Print the entire listing. Each line must match the original exactly.

□ □ □ □ □

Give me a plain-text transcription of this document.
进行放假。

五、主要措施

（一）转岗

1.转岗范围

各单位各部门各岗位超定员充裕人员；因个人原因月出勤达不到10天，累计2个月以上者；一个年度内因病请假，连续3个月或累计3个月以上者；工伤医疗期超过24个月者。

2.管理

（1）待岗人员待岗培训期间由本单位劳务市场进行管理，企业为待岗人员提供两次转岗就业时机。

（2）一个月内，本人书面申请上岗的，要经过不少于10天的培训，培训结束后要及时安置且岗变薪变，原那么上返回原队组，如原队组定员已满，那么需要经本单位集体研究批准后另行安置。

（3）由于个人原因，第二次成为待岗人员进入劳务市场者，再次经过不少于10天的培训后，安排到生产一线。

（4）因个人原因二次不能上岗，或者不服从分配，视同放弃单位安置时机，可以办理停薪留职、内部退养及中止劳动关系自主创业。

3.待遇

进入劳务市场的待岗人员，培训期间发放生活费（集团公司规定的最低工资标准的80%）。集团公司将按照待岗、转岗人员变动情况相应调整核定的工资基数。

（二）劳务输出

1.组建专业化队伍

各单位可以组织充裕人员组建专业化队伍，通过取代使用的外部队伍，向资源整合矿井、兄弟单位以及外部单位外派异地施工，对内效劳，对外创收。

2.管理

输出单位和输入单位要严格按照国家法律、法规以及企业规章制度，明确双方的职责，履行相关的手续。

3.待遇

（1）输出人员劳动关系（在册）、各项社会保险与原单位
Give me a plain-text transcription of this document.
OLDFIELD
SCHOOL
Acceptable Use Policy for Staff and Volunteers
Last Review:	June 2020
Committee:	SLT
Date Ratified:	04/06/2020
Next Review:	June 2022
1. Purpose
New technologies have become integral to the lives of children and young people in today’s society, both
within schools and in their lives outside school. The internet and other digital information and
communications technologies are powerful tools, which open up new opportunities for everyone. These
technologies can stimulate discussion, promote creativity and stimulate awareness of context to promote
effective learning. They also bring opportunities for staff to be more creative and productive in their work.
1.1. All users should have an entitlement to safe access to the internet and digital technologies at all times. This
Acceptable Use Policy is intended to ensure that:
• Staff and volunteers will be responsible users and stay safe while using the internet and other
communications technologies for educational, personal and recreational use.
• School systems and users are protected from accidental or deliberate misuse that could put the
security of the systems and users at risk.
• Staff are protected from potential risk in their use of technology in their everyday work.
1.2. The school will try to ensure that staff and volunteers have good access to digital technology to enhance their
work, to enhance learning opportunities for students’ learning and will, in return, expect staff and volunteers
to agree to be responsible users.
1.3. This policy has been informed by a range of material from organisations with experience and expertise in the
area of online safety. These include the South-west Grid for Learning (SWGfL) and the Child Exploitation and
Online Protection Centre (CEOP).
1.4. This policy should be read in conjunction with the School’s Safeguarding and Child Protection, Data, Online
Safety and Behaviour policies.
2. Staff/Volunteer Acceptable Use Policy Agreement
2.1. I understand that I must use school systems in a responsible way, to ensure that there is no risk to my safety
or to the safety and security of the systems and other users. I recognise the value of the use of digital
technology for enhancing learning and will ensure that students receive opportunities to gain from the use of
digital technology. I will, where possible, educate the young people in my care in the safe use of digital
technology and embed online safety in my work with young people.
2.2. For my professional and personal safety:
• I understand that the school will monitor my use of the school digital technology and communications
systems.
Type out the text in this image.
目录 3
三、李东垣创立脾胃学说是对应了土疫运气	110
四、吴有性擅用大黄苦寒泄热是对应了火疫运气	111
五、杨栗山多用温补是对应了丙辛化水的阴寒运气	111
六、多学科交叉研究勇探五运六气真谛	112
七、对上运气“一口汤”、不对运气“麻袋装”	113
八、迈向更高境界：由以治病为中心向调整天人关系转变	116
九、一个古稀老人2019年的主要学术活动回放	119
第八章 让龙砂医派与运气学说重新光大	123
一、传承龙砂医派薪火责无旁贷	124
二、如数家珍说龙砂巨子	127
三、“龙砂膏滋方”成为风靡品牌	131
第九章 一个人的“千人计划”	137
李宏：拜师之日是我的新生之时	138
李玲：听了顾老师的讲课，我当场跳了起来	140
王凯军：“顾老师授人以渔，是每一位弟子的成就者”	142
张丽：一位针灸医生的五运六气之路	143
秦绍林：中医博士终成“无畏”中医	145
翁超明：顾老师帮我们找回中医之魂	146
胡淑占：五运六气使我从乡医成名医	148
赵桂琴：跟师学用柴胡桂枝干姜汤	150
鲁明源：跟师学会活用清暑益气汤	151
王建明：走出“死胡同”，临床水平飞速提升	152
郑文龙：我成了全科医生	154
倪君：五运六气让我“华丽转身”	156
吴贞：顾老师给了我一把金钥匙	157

□ □ □ □ □

TASK ANSWER →
Give me a plain-text transcription of this document.
进行放假。

五、主要措施

（一）转岗

1.转岗范围

各单位各部门各岗位超定员充裕人员；因个人原因月出勤达不到10天，累计2个月以上者；一个年度内因病请假，连续3个月或累计3个月以上者；工伤医疗期超过24个月者。

2.管理

（1）待岗人员待岗培训期间由本单位劳务市场进行管理，企业为待岗人员提供两次转岗就业时机。

（2）一个月内，本人书面申请上岗的，要经过不少于10天的培训，培训结束后要及时安置且岗变薪变，原那么上返回原队组，如原队组定员已满，那么需要经本单位集体研究批准后另行安置。

（3）由于个人原因，第二次成为待岗人员进入劳务市场者，再次经过不少于10天的培训后，安排到生产一线。

（4）因个人原因二次不能上岗，或者不服从分配，视同放弃单位安置时机，可以办理停薪留职、内部退养及中止劳动关系自主创业。

3.待遇

进入劳务市场的待岗人员，培训期间发放生活费（集团公司规定的最低工资标准的80%）。集团公司将按照待岗、转岗人员变动情况相应调整核定的工资基数。

（二）劳务输出

1.组建专业化队伍

各单位可以组织充裕人员组建专业化队伍，通过取代使用的外部队伍，向资源整合矿井、兄弟单位以及外部单位外派异地施工，对内效劳，对外创收。

2.管理

输出单位和输入单位要严格按照国家法律、法规以及企业规章制度，明确双方的职责，履行相关的手续。

3.待遇

（1）输出人员劳动关系（在册）、各项社会保险与原单位
Give me a plain-text transcription of this document.
OLDFIELD
SCHOOL
Acceptable Use Policy for Staff and Volunteers
Last Review:	June 2020
Committee:	SLT
Date Ratified:	04/06/2020
Next Review:	June 2022
1. Purpose
New technologies have become integral to the lives of children and young people in today’s society, both
within schools and in their lives outside school. The internet and other digital information and
communications technologies are powerful tools, which open up new opportunities for everyone. These
technologies can stimulate discussion, promote creativity and stimulate awareness of context to promote
effective learning. They also bring opportunities for staff to be more creative and productive in their work.
1.1. All users should have an entitlement to safe access to the internet and digital technologies at all times. This
Acceptable Use Policy is intended to ensure that:
• Staff and volunteers will be responsible users and stay safe while using the internet and other
communications technologies for educational, personal and recreational use.
• School systems and users are protected from accidental or deliberate misuse that could put the
security of the systems and users at risk.
• Staff are protected from potential risk in their use of technology in their everyday work.
1.2. The school will try to ensure that staff and volunteers have good access to digital technology to enhance their
work, to enhance learning opportunities for students’ learning and will, in return, expect staff and volunteers
to agree to be responsible users.
1.3. This policy has been informed by a range of material from organisations with experience and expertise in the
area of online safety. These include the South-west Grid for Learning (SWGfL) and the Child Exploitation and
Online Protection Centre (CEOP).
1.4. This policy should be read in conjunction with the School’s Safeguarding and Child Protection, Data, Online
Safety and Behaviour policies.
2. Staff/Volunteer Acceptable Use Policy Agreement
2.1. I understand that I must use school systems in a responsible way, to ensure that there is no risk to my safety
or to the safety and security of the systems and other users. I recognise the value of the use of digital
technology for enhancing learning and will ensure that students receive opportunities to gain from the use of
digital technology. I will, where possible, educate the young people in my care in the safe use of digital
technology and embed online safety in my work with young people.
2.2. For my professional and personal safety:
• I understand that the school will monitor my use of the school digital technology and communications
systems.
Type out the text in this image.
目录 3
三、李东垣创立脾胃学说是对应了土疫运气	110
四、吴有性擅用大黄苦寒泄热是对应了火疫运气	111
五、杨栗山多用温补是对应了丙辛化水的阴寒运气	111
六、多学科交叉研究勇探五运六气真谛	112
七、对上运气“一口汤”、不对运气“麻袋装”	113
八、迈向更高境界：由以治病为中心向调整天人关系转变	116
九、一个古稀老人2019年的主要学术活动回放	119
第八章 让龙砂医派与运气学说重新光大	123
一、传承龙砂医派薪火责无旁贷	124
二、如数家珍说龙砂巨子	127
三、“龙砂膏滋方”成为风靡品牌	131
第九章 一个人的“千人计划”	137
李宏：拜师之日是我的新生之时	138
李玲：听了顾老师的讲课，我当场跳了起来	140
王凯军：“顾老师授人以渔，是每一位弟子的成就者”	142
张丽：一位针灸医生的五运六气之路	143
秦绍林：中医博士终成“无畏”中医	145
翁超明：顾老师帮我们找回中医之魂	146
胡淑占：五运六气使我从乡医成名医	148
赵桂琴：跟师学用柴胡桂枝干姜汤	150
鲁明源：跟师学会活用清暑益气汤	151
王建明：走出“死胡同”，临床水平飞速提升	152
郑文龙：我成了全科医生	154
倪君：五运六气让我“华丽转身”	156
吴贞：顾老师给了我一把金钥匙	157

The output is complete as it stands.